## GIVEN DATA
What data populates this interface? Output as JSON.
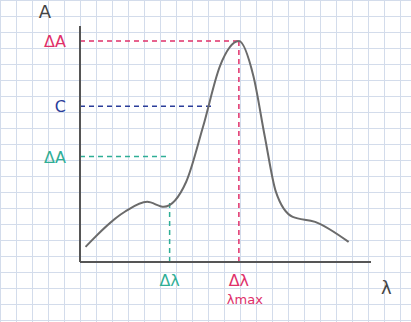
{
  "chart_data": {
    "type": "line",
    "x_label": "λ",
    "y_label": "A",
    "x": [
      1.9,
      15.4,
      23.1,
      28.8,
      36.5,
      42.3,
      48.1,
      54.6,
      59.6,
      63.5,
      67.3,
      73.1,
      80.8,
      92.3
    ],
    "values": [
      6.4,
      21.3,
      25.5,
      23.4,
      34,
      57.4,
      83,
      93.6,
      78.7,
      53.2,
      29.8,
      19.1,
      17,
      8.5
    ],
    "color": "#6b6b6b",
    "xlim": [
      0,
      100
    ],
    "ylim": [
      0,
      100
    ],
    "line_style": "solid",
    "annotations": [
      {
        "axis": "y",
        "value": 93.6,
        "to": 54.6,
        "label": "ΔA",
        "color": "#e0306a"
      },
      {
        "axis": "y",
        "value": 66,
        "to": 46,
        "label": "C",
        "color": "#2a3d9a"
      },
      {
        "axis": "y",
        "value": 44.7,
        "to": 30.8,
        "label": "ΔA",
        "color": "#2fae96"
      },
      {
        "axis": "x",
        "value": 30.8,
        "to": 25,
        "label": "Δλ",
        "color": "#2fae96"
      },
      {
        "axis": "x",
        "value": 54.6,
        "to": 93.6,
        "label": "Δλ",
        "sublabel": "λmax",
        "color": "#e0306a"
      }
    ]
  }
}
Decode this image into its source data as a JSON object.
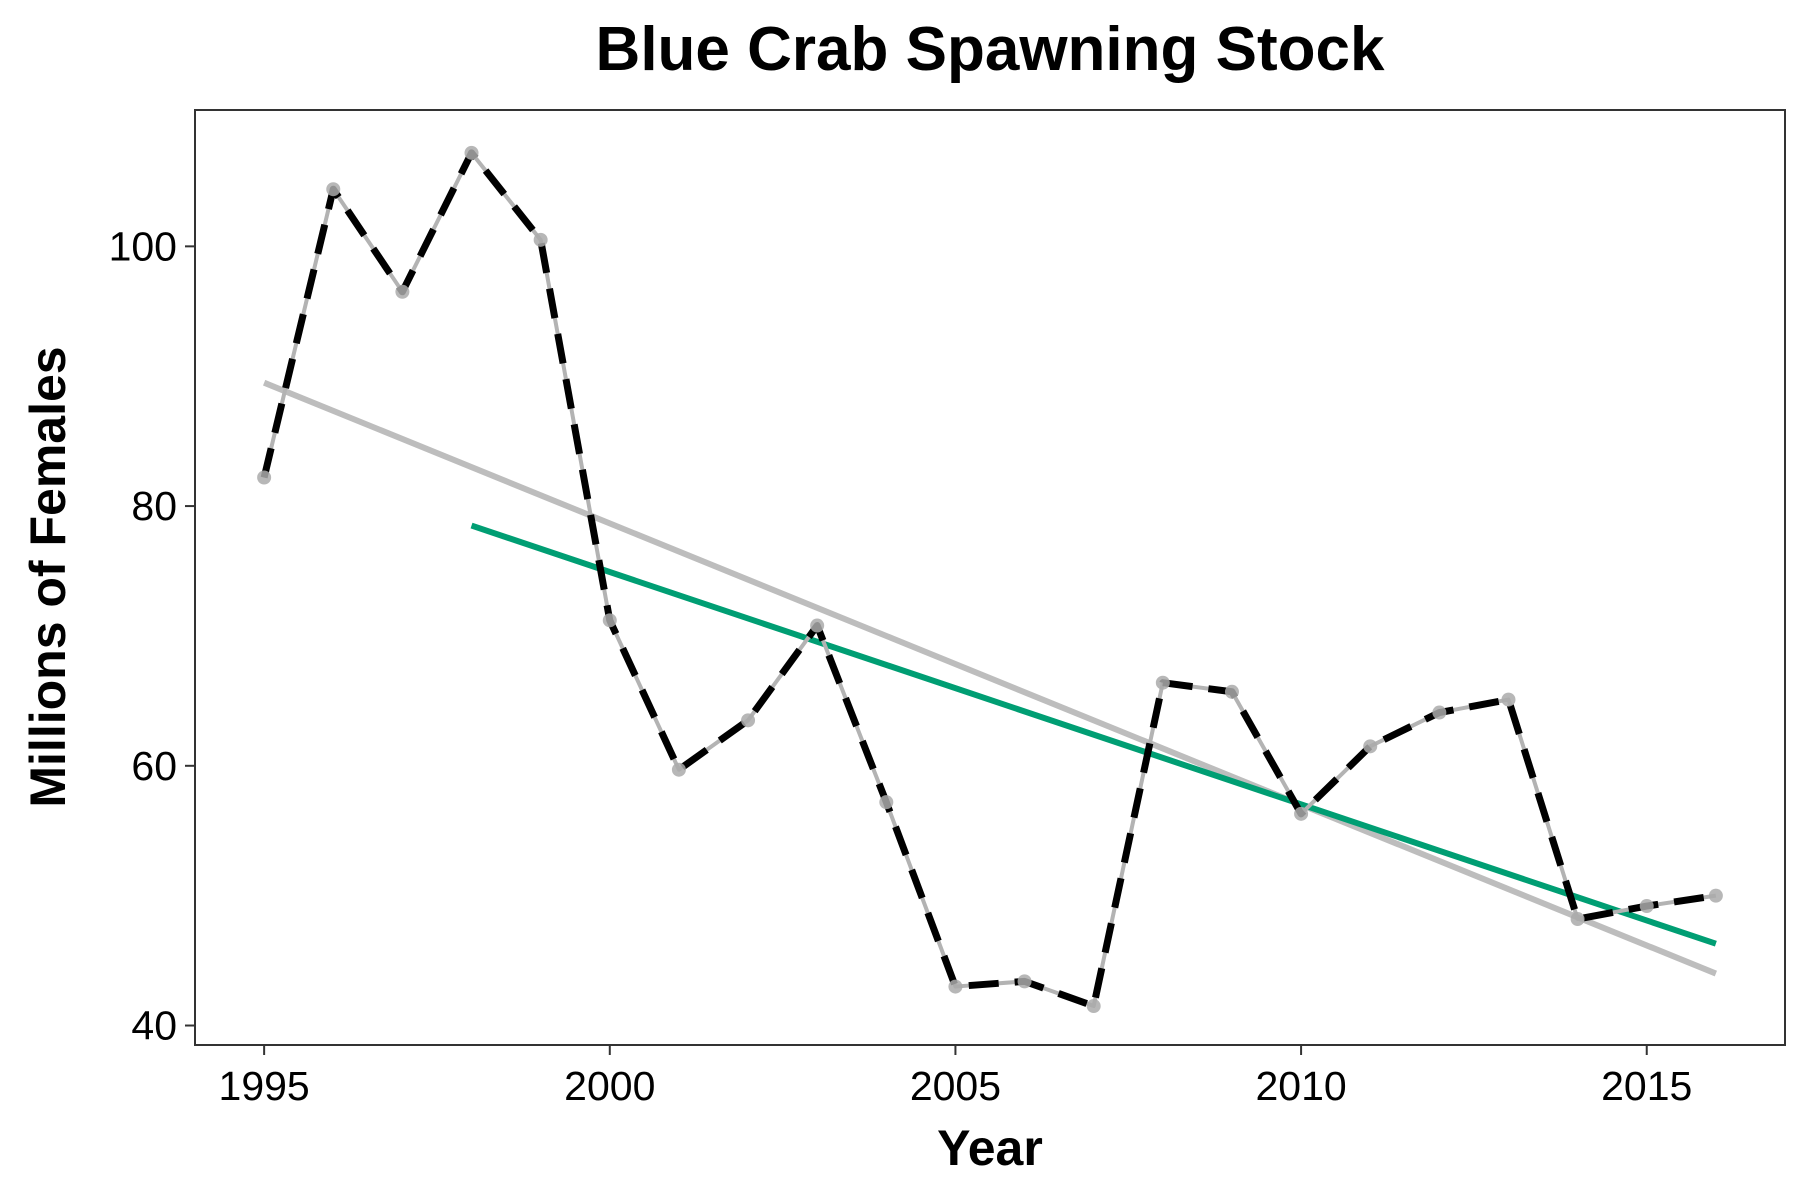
{
  "chart_data": {
    "type": "line",
    "title": "Blue Crab Spawning Stock",
    "xlabel": "Year",
    "ylabel": "Millions of Females",
    "xlim": [
      1994,
      2017
    ],
    "ylim": [
      38.5,
      110.5
    ],
    "x_ticks": [
      1995,
      2000,
      2005,
      2010,
      2015
    ],
    "y_ticks": [
      40,
      60,
      80,
      100
    ],
    "grid": false,
    "legend": "none",
    "series": [
      {
        "style": "dashed line with points",
        "line_color": "#000000",
        "underlay_color": "#b3b3b3",
        "point_color": "#aaaaaa",
        "x": [
          1995,
          1996,
          1997,
          1998,
          1999,
          2000,
          2001,
          2002,
          2003,
          2004,
          2005,
          2006,
          2007,
          2008,
          2009,
          2010,
          2011,
          2012,
          2013,
          2014,
          2015,
          2016
        ],
        "y": [
          82.2,
          104.4,
          96.5,
          107.2,
          100.5,
          71.2,
          59.7,
          63.5,
          70.8,
          57.2,
          43.0,
          43.4,
          41.5,
          66.4,
          65.7,
          56.3,
          61.5,
          64.1,
          65.1,
          48.2,
          49.2,
          50.0
        ]
      }
    ],
    "trend_lines": [
      {
        "color": "#bdbdbd",
        "x": [
          1995,
          2016
        ],
        "y": [
          89.5,
          44.0
        ]
      },
      {
        "color": "#009e73",
        "x": [
          1998,
          2016
        ],
        "y": [
          78.5,
          46.3
        ]
      }
    ]
  }
}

## DO THIS
In the copy, include all records verbatim but no images.

## THE SOLUTION
What data populates this interface? Output as JSON.
{
  "chart_data": {
    "type": "line",
    "x_label": "λ",
    "y_label": "A",
    "x": [
      1.9,
      15.4,
      23.1,
      28.8,
      36.5,
      42.3,
      48.1,
      54.6,
      59.6,
      63.5,
      67.3,
      73.1,
      80.8,
      92.3
    ],
    "values": [
      6.4,
      21.3,
      25.5,
      23.4,
      34,
      57.4,
      83,
      93.6,
      78.7,
      53.2,
      29.8,
      19.1,
      17,
      8.5
    ],
    "color": "#6b6b6b",
    "xlim": [
      0,
      100
    ],
    "ylim": [
      0,
      100
    ],
    "line_style": "solid",
    "annotations": [
      {
        "axis": "y",
        "value": 93.6,
        "to": 54.6,
        "label": "ΔA",
        "color": "#e0306a"
      },
      {
        "axis": "y",
        "value": 66,
        "to": 46,
        "label": "C",
        "color": "#2a3d9a"
      },
      {
        "axis": "y",
        "value": 44.7,
        "to": 30.8,
        "label": "ΔA",
        "color": "#2fae96"
      },
      {
        "axis": "x",
        "value": 30.8,
        "to": 25,
        "label": "Δλ",
        "color": "#2fae96"
      },
      {
        "axis": "x",
        "value": 54.6,
        "to": 93.6,
        "label": "Δλ",
        "sublabel": "λmax",
        "color": "#e0306a"
      }
    ]
  }
}
Decode this image into its source data as a JSON object.
{
  "chart_data": {
    "type": "line",
    "title": "Blue Crab Spawning Stock",
    "xlabel": "Year",
    "ylabel": "Millions of Females",
    "xlim": [
      1994,
      2017
    ],
    "ylim": [
      38.5,
      110.5
    ],
    "x_ticks": [
      1995,
      2000,
      2005,
      2010,
      2015
    ],
    "y_ticks": [
      40,
      60,
      80,
      100
    ],
    "grid": false,
    "legend": "none",
    "series": [
      {
        "style": "dashed line with points",
        "line_color": "#000000",
        "underlay_color": "#b3b3b3",
        "point_color": "#aaaaaa",
        "x": [
          1995,
          1996,
          1997,
          1998,
          1999,
          2000,
          2001,
          2002,
          2003,
          2004,
          2005,
          2006,
          2007,
          2008,
          2009,
          2010,
          2011,
          2012,
          2013,
          2014,
          2015,
          2016
        ],
        "y": [
          82.2,
          104.4,
          96.5,
          107.2,
          100.5,
          71.2,
          59.7,
          63.5,
          70.8,
          57.2,
          43.0,
          43.4,
          41.5,
          66.4,
          65.7,
          56.3,
          61.5,
          64.1,
          65.1,
          48.2,
          49.2,
          50.0
        ]
      }
    ],
    "trend_lines": [
      {
        "color": "#bdbdbd",
        "x": [
          1995,
          2016
        ],
        "y": [
          89.5,
          44.0
        ]
      },
      {
        "color": "#009e73",
        "x": [
          1998,
          2016
        ],
        "y": [
          78.5,
          46.3
        ]
      }
    ]
  }
}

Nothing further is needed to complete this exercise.